• [AIM OF THE EXERCISE]
Extract the listing below in full, unchanged.
═════ EXCERPTED DATA ═════
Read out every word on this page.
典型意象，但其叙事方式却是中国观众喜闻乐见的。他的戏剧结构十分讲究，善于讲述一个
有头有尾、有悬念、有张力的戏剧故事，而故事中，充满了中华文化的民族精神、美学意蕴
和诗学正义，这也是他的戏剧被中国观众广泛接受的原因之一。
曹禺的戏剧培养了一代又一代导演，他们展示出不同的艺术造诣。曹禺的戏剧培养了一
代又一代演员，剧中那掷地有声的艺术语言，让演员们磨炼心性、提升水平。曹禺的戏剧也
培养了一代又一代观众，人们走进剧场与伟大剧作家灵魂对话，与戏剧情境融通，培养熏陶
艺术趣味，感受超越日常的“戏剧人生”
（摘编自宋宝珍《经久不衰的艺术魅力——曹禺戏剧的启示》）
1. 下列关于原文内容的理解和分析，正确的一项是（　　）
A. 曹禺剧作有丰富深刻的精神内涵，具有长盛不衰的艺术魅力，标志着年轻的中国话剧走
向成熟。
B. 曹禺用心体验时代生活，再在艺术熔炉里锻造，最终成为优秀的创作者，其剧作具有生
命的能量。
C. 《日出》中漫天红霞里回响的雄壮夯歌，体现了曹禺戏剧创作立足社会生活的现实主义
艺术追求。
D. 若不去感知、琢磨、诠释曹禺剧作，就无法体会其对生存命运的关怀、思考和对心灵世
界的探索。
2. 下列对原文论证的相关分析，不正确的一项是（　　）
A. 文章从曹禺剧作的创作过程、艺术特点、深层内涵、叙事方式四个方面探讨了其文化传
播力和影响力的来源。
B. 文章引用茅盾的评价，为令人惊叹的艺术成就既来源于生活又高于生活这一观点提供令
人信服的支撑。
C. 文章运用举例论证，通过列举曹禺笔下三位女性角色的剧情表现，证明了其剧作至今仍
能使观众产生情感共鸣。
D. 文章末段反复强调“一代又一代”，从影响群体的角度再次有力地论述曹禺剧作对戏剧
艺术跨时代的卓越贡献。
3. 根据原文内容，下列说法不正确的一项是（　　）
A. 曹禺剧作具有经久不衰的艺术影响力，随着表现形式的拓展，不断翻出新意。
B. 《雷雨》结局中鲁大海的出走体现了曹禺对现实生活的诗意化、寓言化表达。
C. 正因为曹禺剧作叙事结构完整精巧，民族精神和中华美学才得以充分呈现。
═════
• [EXERCISE RESPONSE]
Read out every word on this page.
典型意象，但其叙事方式却是中国观众喜闻乐见的。他的戏剧结构十分讲究，善于讲述一个
有头有尾、有悬念、有张力的戏剧故事，而故事中，充满了中华文化的民族精神、美学意蕴
和诗学正义，这也是他的戏剧被中国观众广泛接受的原因之一。
曹禺的戏剧培养了一代又一代导演，他们展示出不同的艺术造诣。曹禺的戏剧培养了一
代又一代演员，剧中那掷地有声的艺术语言，让演员们磨炼心性、提升水平。曹禺的戏剧也
培养了一代又一代观众，人们走进剧场与伟大剧作家灵魂对话，与戏剧情境融通，培养熏陶
艺术趣味，感受超越日常的“戏剧人生”
（摘编自宋宝珍《经久不衰的艺术魅力——曹禺戏剧的启示》）
1. 下列关于原文内容的理解和分析，正确的一项是（　　）
A. 曹禺剧作有丰富深刻的精神内涵，具有长盛不衰的艺术魅力，标志着年轻的中国话剧走
向成熟。
B. 曹禺用心体验时代生活，再在艺术熔炉里锻造，最终成为优秀的创作者，其剧作具有生
命的能量。
C. 《日出》中漫天红霞里回响的雄壮夯歌，体现了曹禺戏剧创作立足社会生活的现实主义
艺术追求。
D. 若不去感知、琢磨、诠释曹禺剧作，就无法体会其对生存命运的关怀、思考和对心灵世
界的探索。
2. 下列对原文论证的相关分析，不正确的一项是（　　）
A. 文章从曹禺剧作的创作过程、艺术特点、深层内涵、叙事方式四个方面探讨了其文化传
播力和影响力的来源。
B. 文章引用茅盾的评价，为令人惊叹的艺术成就既来源于生活又高于生活这一观点提供令
人信服的支撑。
C. 文章运用举例论证，通过列举曹禺笔下三位女性角色的剧情表现，证明了其剧作至今仍
能使观众产生情感共鸣。
D. 文章末段反复强调“一代又一代”，从影响群体的角度再次有力地论述曹禺剧作对戏剧
艺术跨时代的卓越贡献。
3. 根据原文内容，下列说法不正确的一项是（　　）
A. 曹禺剧作具有经久不衰的艺术影响力，随着表现形式的拓展，不断翻出新意。
B. 《雷雨》结局中鲁大海的出走体现了曹禺对现实生活的诗意化、寓言化表达。
C. 正因为曹禺剧作叙事结构完整精巧，民族精神和中华美学才得以充分呈现。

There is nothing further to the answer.